Prompt
Your task is to copy every line of the records below that contains "Balance".
======== Provided entries ========
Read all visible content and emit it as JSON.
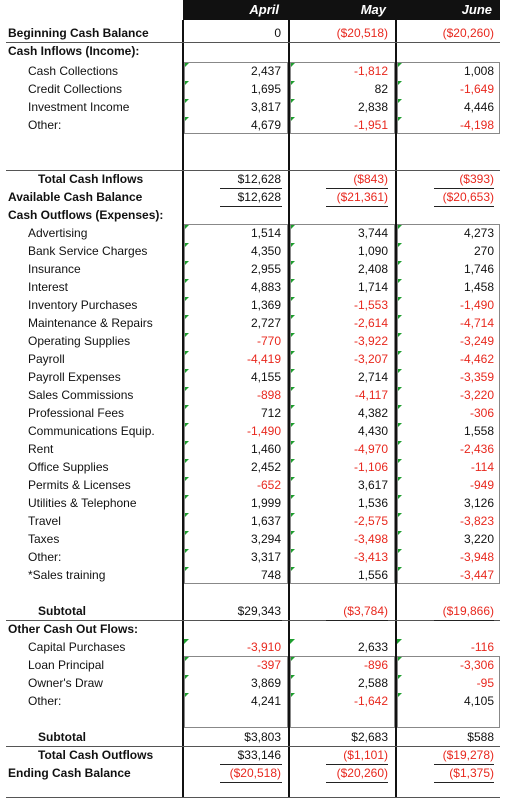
{
  "header": {
    "months": [
      "April",
      "May",
      "June"
    ]
  },
  "rows": [
    {
      "label": "Beginning Cash Balance",
      "type": "h",
      "values": [
        "0",
        "($20,518)",
        "($20,260)"
      ],
      "neg": [
        false,
        true,
        true
      ],
      "tri": [
        false,
        false,
        false
      ]
    },
    {
      "label": "Cash Inflows (Income):",
      "type": "h",
      "values": [
        "",
        "",
        ""
      ],
      "neg": [
        false,
        false,
        false
      ],
      "tri": [
        false,
        false,
        false
      ]
    },
    {
      "label": "Cash Collections",
      "type": "i",
      "values": [
        "2,437",
        "-1,812",
        "1,008"
      ],
      "neg": [
        false,
        true,
        false
      ],
      "tri": [
        true,
        true,
        true
      ]
    },
    {
      "label": "Credit Collections",
      "type": "i",
      "values": [
        "1,695",
        "82",
        "-1,649"
      ],
      "neg": [
        false,
        false,
        true
      ],
      "tri": [
        true,
        true,
        true
      ]
    },
    {
      "label": "Investment Income",
      "type": "i",
      "values": [
        "3,817",
        "2,838",
        "4,446"
      ],
      "neg": [
        false,
        false,
        false
      ],
      "tri": [
        true,
        true,
        true
      ]
    },
    {
      "label": "Other:",
      "type": "i",
      "values": [
        "4,679",
        "-1,951",
        "-4,198"
      ],
      "neg": [
        false,
        true,
        true
      ],
      "tri": [
        true,
        true,
        true
      ]
    },
    {
      "label": "",
      "type": "i",
      "values": [
        "",
        "",
        ""
      ],
      "neg": [
        false,
        false,
        false
      ],
      "tri": [
        false,
        false,
        false
      ]
    },
    {
      "label": "",
      "type": "i",
      "values": [
        "",
        "",
        ""
      ],
      "neg": [
        false,
        false,
        false
      ],
      "tri": [
        false,
        false,
        false
      ]
    },
    {
      "label": "Total Cash Inflows",
      "type": "b",
      "values": [
        "$12,628",
        "($843)",
        "($393)"
      ],
      "neg": [
        false,
        true,
        true
      ],
      "tri": [
        false,
        false,
        false
      ]
    },
    {
      "label": "Available Cash Balance",
      "type": "h",
      "values": [
        "$12,628",
        "($21,361)",
        "($20,653)"
      ],
      "neg": [
        false,
        true,
        true
      ],
      "tri": [
        false,
        false,
        false
      ]
    },
    {
      "label": "Cash Outflows (Expenses):",
      "type": "h",
      "values": [
        "",
        "",
        ""
      ],
      "neg": [
        false,
        false,
        false
      ],
      "tri": [
        false,
        false,
        false
      ]
    },
    {
      "label": "Advertising",
      "type": "i",
      "values": [
        "1,514",
        "3,744",
        "4,273"
      ],
      "neg": [
        false,
        false,
        false
      ],
      "tri": [
        true,
        true,
        true
      ]
    },
    {
      "label": "Bank Service Charges",
      "type": "i",
      "values": [
        "4,350",
        "1,090",
        "270"
      ],
      "neg": [
        false,
        false,
        false
      ],
      "tri": [
        true,
        true,
        true
      ]
    },
    {
      "label": "Insurance",
      "type": "i",
      "values": [
        "2,955",
        "2,408",
        "1,746"
      ],
      "neg": [
        false,
        false,
        false
      ],
      "tri": [
        true,
        true,
        true
      ]
    },
    {
      "label": "Interest",
      "type": "i",
      "values": [
        "4,883",
        "1,714",
        "1,458"
      ],
      "neg": [
        false,
        false,
        false
      ],
      "tri": [
        true,
        true,
        true
      ]
    },
    {
      "label": "Inventory Purchases",
      "type": "i",
      "values": [
        "1,369",
        "-1,553",
        "-1,490"
      ],
      "neg": [
        false,
        true,
        true
      ],
      "tri": [
        true,
        true,
        true
      ]
    },
    {
      "label": "Maintenance & Repairs",
      "type": "i",
      "values": [
        "2,727",
        "-2,614",
        "-4,714"
      ],
      "neg": [
        false,
        true,
        true
      ],
      "tri": [
        true,
        true,
        true
      ]
    },
    {
      "label": "Operating Supplies",
      "type": "i",
      "values": [
        "-770",
        "-3,922",
        "-3,249"
      ],
      "neg": [
        true,
        true,
        true
      ],
      "tri": [
        true,
        true,
        true
      ]
    },
    {
      "label": "Payroll",
      "type": "i",
      "values": [
        "-4,419",
        "-3,207",
        "-4,462"
      ],
      "neg": [
        true,
        true,
        true
      ],
      "tri": [
        true,
        true,
        true
      ]
    },
    {
      "label": "Payroll Expenses",
      "type": "i",
      "values": [
        "4,155",
        "2,714",
        "-3,359"
      ],
      "neg": [
        false,
        false,
        true
      ],
      "tri": [
        true,
        true,
        true
      ]
    },
    {
      "label": "Sales Commissions",
      "type": "i",
      "values": [
        "-898",
        "-4,117",
        "-3,220"
      ],
      "neg": [
        true,
        true,
        true
      ],
      "tri": [
        true,
        true,
        true
      ]
    },
    {
      "label": "Professional Fees",
      "type": "i",
      "values": [
        "712",
        "4,382",
        "-306"
      ],
      "neg": [
        false,
        false,
        true
      ],
      "tri": [
        true,
        true,
        true
      ]
    },
    {
      "label": "Communications Equip.",
      "type": "i",
      "values": [
        "-1,490",
        "4,430",
        "1,558"
      ],
      "neg": [
        true,
        false,
        false
      ],
      "tri": [
        true,
        true,
        true
      ]
    },
    {
      "label": "Rent",
      "type": "i",
      "values": [
        "1,460",
        "-4,970",
        "-2,436"
      ],
      "neg": [
        false,
        true,
        true
      ],
      "tri": [
        true,
        true,
        true
      ]
    },
    {
      "label": "Office Supplies",
      "type": "i",
      "values": [
        "2,452",
        "-1,106",
        "-114"
      ],
      "neg": [
        false,
        true,
        true
      ],
      "tri": [
        true,
        true,
        true
      ]
    },
    {
      "label": "Permits & Licenses",
      "type": "i",
      "values": [
        "-652",
        "3,617",
        "-949"
      ],
      "neg": [
        true,
        false,
        true
      ],
      "tri": [
        true,
        true,
        true
      ]
    },
    {
      "label": "Utilities & Telephone",
      "type": "i",
      "values": [
        "1,999",
        "1,536",
        "3,126"
      ],
      "neg": [
        false,
        false,
        false
      ],
      "tri": [
        true,
        true,
        true
      ]
    },
    {
      "label": "Travel",
      "type": "i",
      "values": [
        "1,637",
        "-2,575",
        "-3,823"
      ],
      "neg": [
        false,
        true,
        true
      ],
      "tri": [
        true,
        true,
        true
      ]
    },
    {
      "label": "Taxes",
      "type": "i",
      "values": [
        "3,294",
        "-3,498",
        "3,220"
      ],
      "neg": [
        false,
        true,
        false
      ],
      "tri": [
        true,
        true,
        true
      ]
    },
    {
      "label": "Other:",
      "type": "i",
      "values": [
        "3,317",
        "-3,413",
        "-3,948"
      ],
      "neg": [
        false,
        true,
        true
      ],
      "tri": [
        true,
        true,
        true
      ]
    },
    {
      "label": "*Sales training",
      "type": "i",
      "values": [
        "748",
        "1,556",
        "-3,447"
      ],
      "neg": [
        false,
        false,
        true
      ],
      "tri": [
        true,
        true,
        true
      ]
    },
    {
      "label": "",
      "type": "i",
      "values": [
        "",
        "",
        ""
      ],
      "neg": [
        false,
        false,
        false
      ],
      "tri": [
        false,
        false,
        false
      ]
    },
    {
      "label": "Subtotal",
      "type": "b",
      "values": [
        "$29,343",
        "($3,784)",
        "($19,866)"
      ],
      "neg": [
        false,
        true,
        true
      ],
      "tri": [
        false,
        false,
        false
      ]
    },
    {
      "label": "Other Cash Out Flows:",
      "type": "h",
      "values": [
        "",
        "",
        ""
      ],
      "neg": [
        false,
        false,
        false
      ],
      "tri": [
        false,
        false,
        false
      ]
    },
    {
      "label": "Capital Purchases",
      "type": "i",
      "values": [
        "-3,910",
        "2,633",
        "-116"
      ],
      "neg": [
        true,
        false,
        true
      ],
      "tri": [
        true,
        true,
        true
      ]
    },
    {
      "label": "Loan Principal",
      "type": "i",
      "values": [
        "-397",
        "-896",
        "-3,306"
      ],
      "neg": [
        true,
        true,
        true
      ],
      "tri": [
        true,
        true,
        true
      ]
    },
    {
      "label": "Owner's Draw",
      "type": "i",
      "values": [
        "3,869",
        "2,588",
        "-95"
      ],
      "neg": [
        false,
        false,
        true
      ],
      "tri": [
        true,
        true,
        true
      ]
    },
    {
      "label": "Other:",
      "type": "i",
      "values": [
        "4,241",
        "-1,642",
        "4,105"
      ],
      "neg": [
        false,
        true,
        false
      ],
      "tri": [
        true,
        true,
        true
      ]
    },
    {
      "label": "",
      "type": "i",
      "values": [
        "",
        "",
        ""
      ],
      "neg": [
        false,
        false,
        false
      ],
      "tri": [
        false,
        false,
        false
      ]
    },
    {
      "label": "Subtotal",
      "type": "b",
      "values": [
        "$3,803",
        "$2,683",
        "$588"
      ],
      "neg": [
        false,
        false,
        false
      ],
      "tri": [
        false,
        false,
        false
      ]
    },
    {
      "label": "Total Cash Outflows",
      "type": "b",
      "values": [
        "$33,146",
        "($1,101)",
        "($19,278)"
      ],
      "neg": [
        false,
        true,
        true
      ],
      "tri": [
        false,
        false,
        false
      ]
    },
    {
      "label": "Ending Cash Balance",
      "type": "h",
      "values": [
        "($20,518)",
        "($20,260)",
        "($1,375)"
      ],
      "neg": [
        true,
        true,
        true
      ],
      "tri": [
        false,
        false,
        false
      ]
    }
  ],
  "colors": {
    "negative": "#e8281e",
    "indicator": "#1e9e2e",
    "header_bg": "#111111"
  }
}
========
Full solution
      "label": "Beginning Cash Balance",
      "label": "Available Cash Balance",
      "label": "Ending Cash Balance",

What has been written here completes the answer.